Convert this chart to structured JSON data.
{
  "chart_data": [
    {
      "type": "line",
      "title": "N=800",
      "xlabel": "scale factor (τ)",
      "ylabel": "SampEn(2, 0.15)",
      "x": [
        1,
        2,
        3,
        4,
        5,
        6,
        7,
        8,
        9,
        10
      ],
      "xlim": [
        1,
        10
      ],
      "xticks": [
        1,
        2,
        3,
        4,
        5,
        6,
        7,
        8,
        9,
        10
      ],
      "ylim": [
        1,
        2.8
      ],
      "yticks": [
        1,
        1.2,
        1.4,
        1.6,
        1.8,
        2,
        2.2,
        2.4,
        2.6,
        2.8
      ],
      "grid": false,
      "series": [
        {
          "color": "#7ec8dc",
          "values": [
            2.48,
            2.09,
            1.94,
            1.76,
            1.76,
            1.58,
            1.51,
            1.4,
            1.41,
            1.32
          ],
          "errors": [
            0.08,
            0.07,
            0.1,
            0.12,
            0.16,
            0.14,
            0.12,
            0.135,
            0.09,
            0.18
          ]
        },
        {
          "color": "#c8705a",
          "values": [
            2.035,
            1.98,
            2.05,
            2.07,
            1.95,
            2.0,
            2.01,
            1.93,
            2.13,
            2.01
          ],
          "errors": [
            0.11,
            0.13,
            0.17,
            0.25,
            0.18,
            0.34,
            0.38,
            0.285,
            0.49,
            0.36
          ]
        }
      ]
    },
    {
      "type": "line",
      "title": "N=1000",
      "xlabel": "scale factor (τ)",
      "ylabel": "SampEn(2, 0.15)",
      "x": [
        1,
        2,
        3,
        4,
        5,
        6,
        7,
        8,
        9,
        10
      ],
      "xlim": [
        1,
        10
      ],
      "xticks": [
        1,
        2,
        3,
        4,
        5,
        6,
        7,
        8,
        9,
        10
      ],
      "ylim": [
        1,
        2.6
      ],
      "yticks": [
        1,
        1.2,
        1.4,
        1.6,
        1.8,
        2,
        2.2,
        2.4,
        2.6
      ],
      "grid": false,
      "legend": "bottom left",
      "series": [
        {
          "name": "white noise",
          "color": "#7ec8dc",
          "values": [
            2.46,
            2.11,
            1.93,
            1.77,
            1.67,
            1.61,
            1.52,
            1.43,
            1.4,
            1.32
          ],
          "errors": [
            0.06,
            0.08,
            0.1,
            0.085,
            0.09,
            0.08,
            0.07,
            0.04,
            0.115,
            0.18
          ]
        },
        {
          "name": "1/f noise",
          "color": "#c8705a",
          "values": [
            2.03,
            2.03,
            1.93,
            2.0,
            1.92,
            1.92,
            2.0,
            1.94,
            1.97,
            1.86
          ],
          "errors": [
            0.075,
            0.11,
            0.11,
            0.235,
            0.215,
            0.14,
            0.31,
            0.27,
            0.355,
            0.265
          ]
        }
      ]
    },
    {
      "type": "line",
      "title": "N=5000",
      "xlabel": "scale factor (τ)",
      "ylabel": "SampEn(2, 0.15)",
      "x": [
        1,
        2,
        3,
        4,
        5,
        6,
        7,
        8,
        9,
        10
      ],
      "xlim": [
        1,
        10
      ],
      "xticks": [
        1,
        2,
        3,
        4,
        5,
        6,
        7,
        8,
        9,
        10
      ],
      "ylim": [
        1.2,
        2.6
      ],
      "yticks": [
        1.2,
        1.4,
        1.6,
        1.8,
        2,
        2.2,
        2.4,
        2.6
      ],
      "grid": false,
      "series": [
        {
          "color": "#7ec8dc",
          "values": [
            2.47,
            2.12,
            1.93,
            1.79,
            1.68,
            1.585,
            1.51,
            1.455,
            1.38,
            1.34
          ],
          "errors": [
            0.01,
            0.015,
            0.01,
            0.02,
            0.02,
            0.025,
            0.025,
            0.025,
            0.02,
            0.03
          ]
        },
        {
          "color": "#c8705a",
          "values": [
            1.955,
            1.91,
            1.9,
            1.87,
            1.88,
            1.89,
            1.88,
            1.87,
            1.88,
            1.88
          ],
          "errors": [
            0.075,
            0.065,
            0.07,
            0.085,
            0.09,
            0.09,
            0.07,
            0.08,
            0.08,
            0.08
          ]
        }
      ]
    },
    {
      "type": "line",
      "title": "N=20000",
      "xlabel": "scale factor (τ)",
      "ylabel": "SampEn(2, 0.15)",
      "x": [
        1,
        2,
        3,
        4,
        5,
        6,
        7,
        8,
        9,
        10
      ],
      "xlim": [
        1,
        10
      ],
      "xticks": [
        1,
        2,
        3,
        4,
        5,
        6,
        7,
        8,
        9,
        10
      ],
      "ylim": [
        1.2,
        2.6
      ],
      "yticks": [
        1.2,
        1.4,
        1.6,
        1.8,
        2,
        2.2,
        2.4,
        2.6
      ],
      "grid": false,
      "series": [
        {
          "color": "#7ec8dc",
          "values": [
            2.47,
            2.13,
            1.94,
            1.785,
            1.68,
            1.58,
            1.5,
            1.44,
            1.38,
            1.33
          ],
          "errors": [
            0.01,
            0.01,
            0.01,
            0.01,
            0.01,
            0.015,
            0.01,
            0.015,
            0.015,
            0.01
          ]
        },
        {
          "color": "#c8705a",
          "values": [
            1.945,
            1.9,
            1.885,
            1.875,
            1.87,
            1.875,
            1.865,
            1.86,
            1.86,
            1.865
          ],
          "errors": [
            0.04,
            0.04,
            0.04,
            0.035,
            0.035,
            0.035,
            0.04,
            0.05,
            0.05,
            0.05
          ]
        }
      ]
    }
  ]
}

◆ What you will do ◆
Make an exact copy of all the data.

◆ Full response ◆
Convert this chart to structured JSON data.
{
  "chart_data": [
    {
      "type": "line",
      "title": "N=800",
      "xlabel": "scale factor (τ)",
      "ylabel": "SampEn(2, 0.15)",
      "x": [
        1,
        2,
        3,
        4,
        5,
        6,
        7,
        8,
        9,
        10
      ],
      "xlim": [
        1,
        10
      ],
      "xticks": [
        1,
        2,
        3,
        4,
        5,
        6,
        7,
        8,
        9,
        10
      ],
      "ylim": [
        1,
        2.8
      ],
      "yticks": [
        1,
        1.2,
        1.4,
        1.6,
        1.8,
        2,
        2.2,
        2.4,
        2.6,
        2.8
      ],
      "grid": false,
      "series": [
        {
          "color": "#7ec8dc",
          "values": [
            2.48,
            2.09,
            1.94,
            1.76,
            1.76,
            1.58,
            1.51,
            1.4,
            1.41,
            1.32
          ],
          "errors": [
            0.08,
            0.07,
            0.1,
            0.12,
            0.16,
            0.14,
            0.12,
            0.135,
            0.09,
            0.18
          ]
        },
        {
          "color": "#c8705a",
          "values": [
            2.035,
            1.98,
            2.05,
            2.07,
            1.95,
            2.0,
            2.01,
            1.93,
            2.13,
            2.01
          ],
          "errors": [
            0.11,
            0.13,
            0.17,
            0.25,
            0.18,
            0.34,
            0.38,
            0.285,
            0.49,
            0.36
          ]
        }
      ]
    },
    {
      "type": "line",
      "title": "N=1000",
      "xlabel": "scale factor (τ)",
      "ylabel": "SampEn(2, 0.15)",
      "x": [
        1,
        2,
        3,
        4,
        5,
        6,
        7,
        8,
        9,
        10
      ],
      "xlim": [
        1,
        10
      ],
      "xticks": [
        1,
        2,
        3,
        4,
        5,
        6,
        7,
        8,
        9,
        10
      ],
      "ylim": [
        1,
        2.6
      ],
      "yticks": [
        1,
        1.2,
        1.4,
        1.6,
        1.8,
        2,
        2.2,
        2.4,
        2.6
      ],
      "grid": false,
      "legend": "bottom left",
      "series": [
        {
          "name": "white noise",
          "color": "#7ec8dc",
          "values": [
            2.46,
            2.11,
            1.93,
            1.77,
            1.67,
            1.61,
            1.52,
            1.43,
            1.4,
            1.32
          ],
          "errors": [
            0.06,
            0.08,
            0.1,
            0.085,
            0.09,
            0.08,
            0.07,
            0.04,
            0.115,
            0.18
          ]
        },
        {
          "name": "1/f noise",
          "color": "#c8705a",
          "values": [
            2.03,
            2.03,
            1.93,
            2.0,
            1.92,
            1.92,
            2.0,
            1.94,
            1.97,
            1.86
          ],
          "errors": [
            0.075,
            0.11,
            0.11,
            0.235,
            0.215,
            0.14,
            0.31,
            0.27,
            0.355,
            0.265
          ]
        }
      ]
    },
    {
      "type": "line",
      "title": "N=5000",
      "xlabel": "scale factor (τ)",
      "ylabel": "SampEn(2, 0.15)",
      "x": [
        1,
        2,
        3,
        4,
        5,
        6,
        7,
        8,
        9,
        10
      ],
      "xlim": [
        1,
        10
      ],
      "xticks": [
        1,
        2,
        3,
        4,
        5,
        6,
        7,
        8,
        9,
        10
      ],
      "ylim": [
        1.2,
        2.6
      ],
      "yticks": [
        1.2,
        1.4,
        1.6,
        1.8,
        2,
        2.2,
        2.4,
        2.6
      ],
      "grid": false,
      "series": [
        {
          "color": "#7ec8dc",
          "values": [
            2.47,
            2.12,
            1.93,
            1.79,
            1.68,
            1.585,
            1.51,
            1.455,
            1.38,
            1.34
          ],
          "errors": [
            0.01,
            0.015,
            0.01,
            0.02,
            0.02,
            0.025,
            0.025,
            0.025,
            0.02,
            0.03
          ]
        },
        {
          "color": "#c8705a",
          "values": [
            1.955,
            1.91,
            1.9,
            1.87,
            1.88,
            1.89,
            1.88,
            1.87,
            1.88,
            1.88
          ],
          "errors": [
            0.075,
            0.065,
            0.07,
            0.085,
            0.09,
            0.09,
            0.07,
            0.08,
            0.08,
            0.08
          ]
        }
      ]
    },
    {
      "type": "line",
      "title": "N=20000",
      "xlabel": "scale factor (τ)",
      "ylabel": "SampEn(2, 0.15)",
      "x": [
        1,
        2,
        3,
        4,
        5,
        6,
        7,
        8,
        9,
        10
      ],
      "xlim": [
        1,
        10
      ],
      "xticks": [
        1,
        2,
        3,
        4,
        5,
        6,
        7,
        8,
        9,
        10
      ],
      "ylim": [
        1.2,
        2.6
      ],
      "yticks": [
        1.2,
        1.4,
        1.6,
        1.8,
        2,
        2.2,
        2.4,
        2.6
      ],
      "grid": false,
      "series": [
        {
          "color": "#7ec8dc",
          "values": [
            2.47,
            2.13,
            1.94,
            1.785,
            1.68,
            1.58,
            1.5,
            1.44,
            1.38,
            1.33
          ],
          "errors": [
            0.01,
            0.01,
            0.01,
            0.01,
            0.01,
            0.015,
            0.01,
            0.015,
            0.015,
            0.01
          ]
        },
        {
          "color": "#c8705a",
          "values": [
            1.945,
            1.9,
            1.885,
            1.875,
            1.87,
            1.875,
            1.865,
            1.86,
            1.86,
            1.865
          ],
          "errors": [
            0.04,
            0.04,
            0.04,
            0.035,
            0.035,
            0.035,
            0.04,
            0.05,
            0.05,
            0.05
          ]
        }
      ]
    }
  ]
}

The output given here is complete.